* TASK LIST *
• A. Decide whether each statement agrees with the program notes on Beethoven's Violin Concerto: (i) the concerto premiered in Vienna in 1806; (ii) Beethoven had composed five symphonies before writing the concerto; (iii) the first movement opens with the timpani. Answer yes or no for each and quote the words from the notes that decide it.
• B. According to the program notes on Beethoven's Violin Concerto, what did Beethoven spend much of the earlier part of 1806 composing?
• C. Continue the program notes on Beethoven's Violin Concerto from the sentence about the timpani's four solo knocks.

=== QUOTED TEXT ===

Program Notes: Beethoven Violin Concerto

Music — Posted on July 28, 2008 at 6:34 am

I have more projects going on right now than I, apparently, can manage. I was in Virginia last week, so I didn’t get to post as much as I would have liked. The weekend was crazy; filled with a picnic, a potluck, a world premiere, and a tour around the Valley with some friends. Today’s post, therefore, is a cop-out. I recently finished my first program of the season for the Tucson Symphony Orchestra. The Beethoven Violin Concerto is an incredible work and the opening piece of the season. I’m sharing my program notes here, in the hopes that those of you who have not heard it will take a half hour to do so. And you couldn’t have a better performance to enjoy than Joshua Bell with Orpheus Chamber Orchestra as shared on YouTube here:
Part 1, Part 2, Part 3, Part 4, Part 5

Ludwig van Beethoven (1770-1827): Violin Concerto in D Major, Op. 61

Premiered 12/23/1806, Vienna

If it were not for the presence of the solo violinist at the front of the stage from the first graceful drumbeats of the opening, it would not be obvious for some time that a violin concerto was indeed being performed. Beethoven did not lack an affinity for the instrument, to be sure. In fact, he had spent much of the earlier part of 1806, the year the concerto was written, composing the three “Rasumovsky” string quartets.

The violin was, therefore, well in his head, fingers and pen. Beethoven wrote two other works for violin and orchestra in earlier years: two romances and a fragment of a concerto for violin in C Major. As for his orchestral writing, Beethoven had already composed four symphonies, including his great “Eroica.”

The first movement of the violin concerto, Allegro ma non troppo, follows the structure of an orchestral opening movement and at substantial length. Ever the innovator, Beethoven—in the same way that an author searches for that perfect opening line to his next novel—was always looking for a novel introduction to his works. Here, he reaches to the very back of the orchestra and asks the oft-neglected timpani to lead off with four solo knocks, as if calling the muses to order.

=== DATA PROVIDED ===

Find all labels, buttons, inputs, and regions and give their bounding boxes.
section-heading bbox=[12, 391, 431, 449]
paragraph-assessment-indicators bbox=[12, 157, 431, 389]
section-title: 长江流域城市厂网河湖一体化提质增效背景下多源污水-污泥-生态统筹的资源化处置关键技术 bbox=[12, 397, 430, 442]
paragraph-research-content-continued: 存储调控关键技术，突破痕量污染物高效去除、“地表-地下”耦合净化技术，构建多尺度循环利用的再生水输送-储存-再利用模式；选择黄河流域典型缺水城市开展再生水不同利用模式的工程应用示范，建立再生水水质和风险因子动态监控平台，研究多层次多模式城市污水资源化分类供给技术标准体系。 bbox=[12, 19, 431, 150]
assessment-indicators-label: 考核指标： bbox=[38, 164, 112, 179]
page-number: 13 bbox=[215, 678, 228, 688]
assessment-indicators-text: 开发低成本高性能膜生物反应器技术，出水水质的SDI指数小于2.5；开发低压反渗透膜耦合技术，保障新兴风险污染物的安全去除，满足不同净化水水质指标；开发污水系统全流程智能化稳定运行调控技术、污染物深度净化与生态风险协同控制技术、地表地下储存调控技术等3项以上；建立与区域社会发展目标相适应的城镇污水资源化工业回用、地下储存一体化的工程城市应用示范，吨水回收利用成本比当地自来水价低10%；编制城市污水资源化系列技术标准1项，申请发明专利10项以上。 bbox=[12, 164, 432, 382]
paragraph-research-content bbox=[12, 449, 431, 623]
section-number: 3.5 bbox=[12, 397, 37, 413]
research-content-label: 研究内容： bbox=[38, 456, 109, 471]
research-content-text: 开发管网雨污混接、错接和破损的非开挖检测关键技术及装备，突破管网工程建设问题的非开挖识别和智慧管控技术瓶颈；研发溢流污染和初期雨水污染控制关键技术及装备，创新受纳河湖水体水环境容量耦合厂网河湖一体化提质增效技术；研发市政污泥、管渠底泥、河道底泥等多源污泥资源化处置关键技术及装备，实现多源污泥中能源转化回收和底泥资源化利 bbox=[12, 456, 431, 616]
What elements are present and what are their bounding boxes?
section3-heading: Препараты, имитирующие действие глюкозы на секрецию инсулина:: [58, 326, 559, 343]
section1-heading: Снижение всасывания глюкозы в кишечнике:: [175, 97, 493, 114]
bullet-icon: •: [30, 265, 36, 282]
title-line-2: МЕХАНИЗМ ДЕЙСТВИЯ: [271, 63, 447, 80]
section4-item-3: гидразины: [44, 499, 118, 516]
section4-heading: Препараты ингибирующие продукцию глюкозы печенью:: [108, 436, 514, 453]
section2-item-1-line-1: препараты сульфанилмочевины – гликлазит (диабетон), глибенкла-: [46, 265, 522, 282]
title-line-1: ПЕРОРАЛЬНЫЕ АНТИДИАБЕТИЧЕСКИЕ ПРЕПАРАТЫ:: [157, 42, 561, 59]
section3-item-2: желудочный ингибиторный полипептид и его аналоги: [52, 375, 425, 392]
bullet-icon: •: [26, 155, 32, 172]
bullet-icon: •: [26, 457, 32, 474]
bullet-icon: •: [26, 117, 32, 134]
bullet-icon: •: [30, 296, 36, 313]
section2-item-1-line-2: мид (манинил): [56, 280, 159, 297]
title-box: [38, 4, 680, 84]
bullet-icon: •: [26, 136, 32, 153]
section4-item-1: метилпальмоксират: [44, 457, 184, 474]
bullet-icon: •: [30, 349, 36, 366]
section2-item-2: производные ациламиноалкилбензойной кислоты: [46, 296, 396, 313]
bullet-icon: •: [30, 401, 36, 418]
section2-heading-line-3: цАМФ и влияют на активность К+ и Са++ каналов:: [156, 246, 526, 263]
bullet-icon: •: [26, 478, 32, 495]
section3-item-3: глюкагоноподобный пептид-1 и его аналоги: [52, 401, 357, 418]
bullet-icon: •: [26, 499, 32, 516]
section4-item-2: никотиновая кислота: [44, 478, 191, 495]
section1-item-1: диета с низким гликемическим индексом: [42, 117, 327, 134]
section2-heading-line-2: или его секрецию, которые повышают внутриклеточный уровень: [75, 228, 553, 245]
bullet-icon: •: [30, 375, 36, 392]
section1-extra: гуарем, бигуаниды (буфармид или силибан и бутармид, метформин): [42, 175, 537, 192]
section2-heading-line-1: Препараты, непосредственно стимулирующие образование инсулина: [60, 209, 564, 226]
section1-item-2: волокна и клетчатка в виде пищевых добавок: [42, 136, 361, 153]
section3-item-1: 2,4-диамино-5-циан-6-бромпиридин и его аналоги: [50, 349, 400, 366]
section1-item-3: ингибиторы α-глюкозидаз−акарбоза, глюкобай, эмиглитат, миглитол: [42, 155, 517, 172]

===

* OUTPUTS BY TASK *
• A.
(i) Yes: "Premiered 12/23/1806, Vienna"
(ii) No: "Beethoven had already composed four symphonies, including his great “Eroica.”"
(iii) Yes: "asks the oft-neglected timpani to lead off with four solo knocks"

• B. The three "Rasumovsky" string quartets.

• C.
This four-note motif becomes a recurring musical kernel, appearing in various guises throughout the movement. Notably, it functions as a thematic bridge between the first two themes. The first violins perform a series of narrow, little sixteenth-note turns at the end of the first theme before settling on four gentle A’s, which segue directly into the secondary theme—a gliding, winning woodwind theme like the sun appearing from above the clouds.

The Larghetto is beautifully calm and shows the composer delighting so in his theme that he repeats it four times in a row, while asking the solo violin to craft the most delicate sounds in its upper register.

The Rondo begins immediately, and as if to make up for its eighty-eight measures of rest at the beginning of the first movement, the solo violin jumps right in with only the merest suggestion of accompaniment from the basses and lays out and lays into the melody. The volume is piano, but Beethoven instructs the soloist to play on the violin’s lowest string, ensuring a dark, rich, resonant sound. This is immediately contrasted with a repeat of the melody, this time in the instrument’s highest range and to the accompaniment of the violin section.

Though a cornerstone of the modern repertoire, it fell out of favor not long after its premiere. The composer Felix Mendelssohn, a celebrated conductor of his day and champion of neglected works, notably those of Bach, brought back Beethoven’s violin concerto with the help of a prodigiously talented 13-year-old violinist named Joseph Joachim, who was to become one of, if not the most, influential violinists of his day.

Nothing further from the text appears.